The task
What is needed is the run of lines from the one with "What does this" through the close of the data, set down exactly.

Exercise input
▽

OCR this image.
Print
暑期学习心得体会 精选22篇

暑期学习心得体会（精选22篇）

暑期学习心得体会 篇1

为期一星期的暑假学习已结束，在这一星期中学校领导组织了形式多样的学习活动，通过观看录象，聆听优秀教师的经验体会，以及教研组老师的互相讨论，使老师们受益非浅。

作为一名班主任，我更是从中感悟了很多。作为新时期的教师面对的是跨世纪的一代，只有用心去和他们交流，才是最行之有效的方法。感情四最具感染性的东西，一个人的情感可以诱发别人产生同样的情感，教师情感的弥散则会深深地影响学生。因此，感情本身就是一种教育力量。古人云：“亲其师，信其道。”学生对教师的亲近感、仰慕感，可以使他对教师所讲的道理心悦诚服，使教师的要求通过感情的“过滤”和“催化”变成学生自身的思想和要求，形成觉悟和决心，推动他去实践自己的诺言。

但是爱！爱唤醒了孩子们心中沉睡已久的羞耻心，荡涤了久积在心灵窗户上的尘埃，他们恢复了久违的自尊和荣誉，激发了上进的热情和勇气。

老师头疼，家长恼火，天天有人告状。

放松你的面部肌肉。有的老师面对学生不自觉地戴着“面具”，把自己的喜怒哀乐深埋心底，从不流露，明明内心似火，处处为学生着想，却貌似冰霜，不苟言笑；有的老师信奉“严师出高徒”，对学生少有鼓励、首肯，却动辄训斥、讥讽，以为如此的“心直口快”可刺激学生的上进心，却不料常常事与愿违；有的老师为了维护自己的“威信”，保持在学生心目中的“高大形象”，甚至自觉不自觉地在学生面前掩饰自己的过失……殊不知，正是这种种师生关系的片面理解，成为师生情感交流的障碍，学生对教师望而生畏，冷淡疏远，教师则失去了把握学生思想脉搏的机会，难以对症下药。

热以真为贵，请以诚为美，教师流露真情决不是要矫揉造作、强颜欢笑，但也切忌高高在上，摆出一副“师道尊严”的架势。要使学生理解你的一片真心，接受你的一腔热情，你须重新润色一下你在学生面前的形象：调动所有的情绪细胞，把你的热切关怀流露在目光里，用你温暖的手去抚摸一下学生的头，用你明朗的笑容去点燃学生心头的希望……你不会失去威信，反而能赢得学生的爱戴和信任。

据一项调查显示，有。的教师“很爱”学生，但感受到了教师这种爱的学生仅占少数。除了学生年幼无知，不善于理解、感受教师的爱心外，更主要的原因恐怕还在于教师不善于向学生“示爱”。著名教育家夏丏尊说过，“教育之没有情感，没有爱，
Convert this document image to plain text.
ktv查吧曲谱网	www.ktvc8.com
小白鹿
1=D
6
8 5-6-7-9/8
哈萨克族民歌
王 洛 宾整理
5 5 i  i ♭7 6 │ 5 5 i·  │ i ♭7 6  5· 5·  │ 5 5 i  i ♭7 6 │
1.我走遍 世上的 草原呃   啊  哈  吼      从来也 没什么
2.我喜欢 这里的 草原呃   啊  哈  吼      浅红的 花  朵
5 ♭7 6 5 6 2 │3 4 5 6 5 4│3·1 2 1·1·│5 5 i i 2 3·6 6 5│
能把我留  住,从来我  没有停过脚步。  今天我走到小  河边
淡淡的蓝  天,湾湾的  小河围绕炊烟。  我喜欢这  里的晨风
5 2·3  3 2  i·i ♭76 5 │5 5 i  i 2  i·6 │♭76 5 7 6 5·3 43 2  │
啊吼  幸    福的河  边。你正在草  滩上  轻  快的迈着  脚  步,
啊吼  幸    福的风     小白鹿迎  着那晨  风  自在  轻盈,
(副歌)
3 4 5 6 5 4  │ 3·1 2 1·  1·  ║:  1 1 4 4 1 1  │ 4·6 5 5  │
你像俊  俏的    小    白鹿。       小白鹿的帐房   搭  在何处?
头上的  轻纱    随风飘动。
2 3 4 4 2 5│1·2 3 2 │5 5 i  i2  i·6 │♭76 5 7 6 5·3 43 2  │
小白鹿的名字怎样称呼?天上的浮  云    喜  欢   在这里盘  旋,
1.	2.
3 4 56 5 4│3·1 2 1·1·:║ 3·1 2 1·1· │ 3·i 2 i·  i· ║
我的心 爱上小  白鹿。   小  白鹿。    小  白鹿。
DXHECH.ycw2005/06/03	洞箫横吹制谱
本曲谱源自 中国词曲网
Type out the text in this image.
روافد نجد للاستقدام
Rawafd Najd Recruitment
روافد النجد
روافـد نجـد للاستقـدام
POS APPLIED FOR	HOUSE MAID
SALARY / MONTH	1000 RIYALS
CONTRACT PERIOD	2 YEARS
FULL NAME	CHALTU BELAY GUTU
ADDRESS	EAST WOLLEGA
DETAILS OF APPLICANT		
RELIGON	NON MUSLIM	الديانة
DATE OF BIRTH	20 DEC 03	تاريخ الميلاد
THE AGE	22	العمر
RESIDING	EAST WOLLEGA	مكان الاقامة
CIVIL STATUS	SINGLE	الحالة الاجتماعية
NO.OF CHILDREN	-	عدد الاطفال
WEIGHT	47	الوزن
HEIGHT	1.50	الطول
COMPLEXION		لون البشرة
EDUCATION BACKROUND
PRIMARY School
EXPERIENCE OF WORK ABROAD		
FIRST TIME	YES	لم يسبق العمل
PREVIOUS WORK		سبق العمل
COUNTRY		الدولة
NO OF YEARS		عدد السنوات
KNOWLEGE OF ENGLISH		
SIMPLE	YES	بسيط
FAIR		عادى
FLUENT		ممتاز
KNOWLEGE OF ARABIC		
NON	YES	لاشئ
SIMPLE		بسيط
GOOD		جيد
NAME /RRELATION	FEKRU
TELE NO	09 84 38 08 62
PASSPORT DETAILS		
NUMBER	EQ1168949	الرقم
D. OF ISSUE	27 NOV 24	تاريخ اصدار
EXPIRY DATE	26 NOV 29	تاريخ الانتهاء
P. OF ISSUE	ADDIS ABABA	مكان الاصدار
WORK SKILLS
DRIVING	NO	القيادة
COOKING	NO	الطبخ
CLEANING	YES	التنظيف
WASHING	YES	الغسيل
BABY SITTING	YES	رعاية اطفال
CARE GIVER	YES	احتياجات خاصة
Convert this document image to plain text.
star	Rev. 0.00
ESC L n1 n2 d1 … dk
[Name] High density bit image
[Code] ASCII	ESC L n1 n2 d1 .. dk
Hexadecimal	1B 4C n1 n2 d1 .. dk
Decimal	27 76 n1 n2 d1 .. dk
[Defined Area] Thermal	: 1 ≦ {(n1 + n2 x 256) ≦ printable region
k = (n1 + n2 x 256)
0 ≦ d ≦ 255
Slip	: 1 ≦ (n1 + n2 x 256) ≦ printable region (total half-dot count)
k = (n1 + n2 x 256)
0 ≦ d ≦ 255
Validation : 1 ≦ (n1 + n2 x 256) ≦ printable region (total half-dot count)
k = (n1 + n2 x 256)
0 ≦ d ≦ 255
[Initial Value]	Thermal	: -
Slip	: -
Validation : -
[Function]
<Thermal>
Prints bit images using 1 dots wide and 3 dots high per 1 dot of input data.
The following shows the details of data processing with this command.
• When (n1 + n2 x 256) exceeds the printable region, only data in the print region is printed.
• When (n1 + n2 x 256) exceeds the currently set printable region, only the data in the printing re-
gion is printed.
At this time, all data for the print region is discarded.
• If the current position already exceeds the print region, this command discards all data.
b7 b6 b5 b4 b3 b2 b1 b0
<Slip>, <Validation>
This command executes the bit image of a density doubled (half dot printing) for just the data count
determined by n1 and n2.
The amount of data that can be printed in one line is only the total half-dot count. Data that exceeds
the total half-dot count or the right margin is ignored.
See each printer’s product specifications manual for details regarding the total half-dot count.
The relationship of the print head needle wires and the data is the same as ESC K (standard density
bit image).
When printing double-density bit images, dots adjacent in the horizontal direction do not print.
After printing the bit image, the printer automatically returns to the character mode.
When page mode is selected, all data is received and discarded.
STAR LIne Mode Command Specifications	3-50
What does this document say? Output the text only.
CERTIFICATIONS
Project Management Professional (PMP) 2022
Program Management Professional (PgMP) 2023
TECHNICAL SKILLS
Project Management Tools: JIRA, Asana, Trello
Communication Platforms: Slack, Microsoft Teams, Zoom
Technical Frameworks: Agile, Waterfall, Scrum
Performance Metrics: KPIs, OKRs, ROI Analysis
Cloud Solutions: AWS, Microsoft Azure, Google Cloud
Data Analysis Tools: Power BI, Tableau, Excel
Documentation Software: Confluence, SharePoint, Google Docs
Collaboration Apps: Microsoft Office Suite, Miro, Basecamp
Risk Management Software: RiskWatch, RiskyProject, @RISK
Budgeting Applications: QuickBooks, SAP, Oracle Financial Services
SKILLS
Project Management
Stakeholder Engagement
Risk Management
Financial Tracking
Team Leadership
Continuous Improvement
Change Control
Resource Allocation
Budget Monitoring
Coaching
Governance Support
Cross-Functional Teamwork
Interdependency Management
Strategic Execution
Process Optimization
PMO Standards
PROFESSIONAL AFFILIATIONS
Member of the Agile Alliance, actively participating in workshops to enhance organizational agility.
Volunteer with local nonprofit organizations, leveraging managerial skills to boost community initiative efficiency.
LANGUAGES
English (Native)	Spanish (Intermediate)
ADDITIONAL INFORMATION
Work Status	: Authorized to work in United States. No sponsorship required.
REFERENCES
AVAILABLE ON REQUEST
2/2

△

Solution for this exercise
What does this document say? Output the text only.
CERTIFICATIONS
Project Management Professional (PMP) 2022
Program Management Professional (PgMP) 2023
TECHNICAL SKILLS
Project Management Tools: JIRA, Asana, Trello
Communication Platforms: Slack, Microsoft Teams, Zoom
Technical Frameworks: Agile, Waterfall, Scrum
Performance Metrics: KPIs, OKRs, ROI Analysis
Cloud Solutions: AWS, Microsoft Azure, Google Cloud
Data Analysis Tools: Power BI, Tableau, Excel
Documentation Software: Confluence, SharePoint, Google Docs
Collaboration Apps: Microsoft Office Suite, Miro, Basecamp
Risk Management Software: RiskWatch, RiskyProject, @RISK
Budgeting Applications: QuickBooks, SAP, Oracle Financial Services
SKILLS
Project Management
Stakeholder Engagement
Risk Management
Financial Tracking
Team Leadership
Continuous Improvement
Change Control
Resource Allocation
Budget Monitoring
Coaching
Governance Support
Cross-Functional Teamwork
Interdependency Management
Strategic Execution
Process Optimization
PMO Standards
PROFESSIONAL AFFILIATIONS
Member of the Agile Alliance, actively participating in workshops to enhance organizational agility.
Volunteer with local nonprofit organizations, leveraging managerial skills to boost community initiative efficiency.
LANGUAGES
English (Native)	Spanish (Intermediate)
ADDITIONAL INFORMATION
Work Status	: Authorized to work in United States. No sponsorship required.
REFERENCES
AVAILABLE ON REQUEST
2/2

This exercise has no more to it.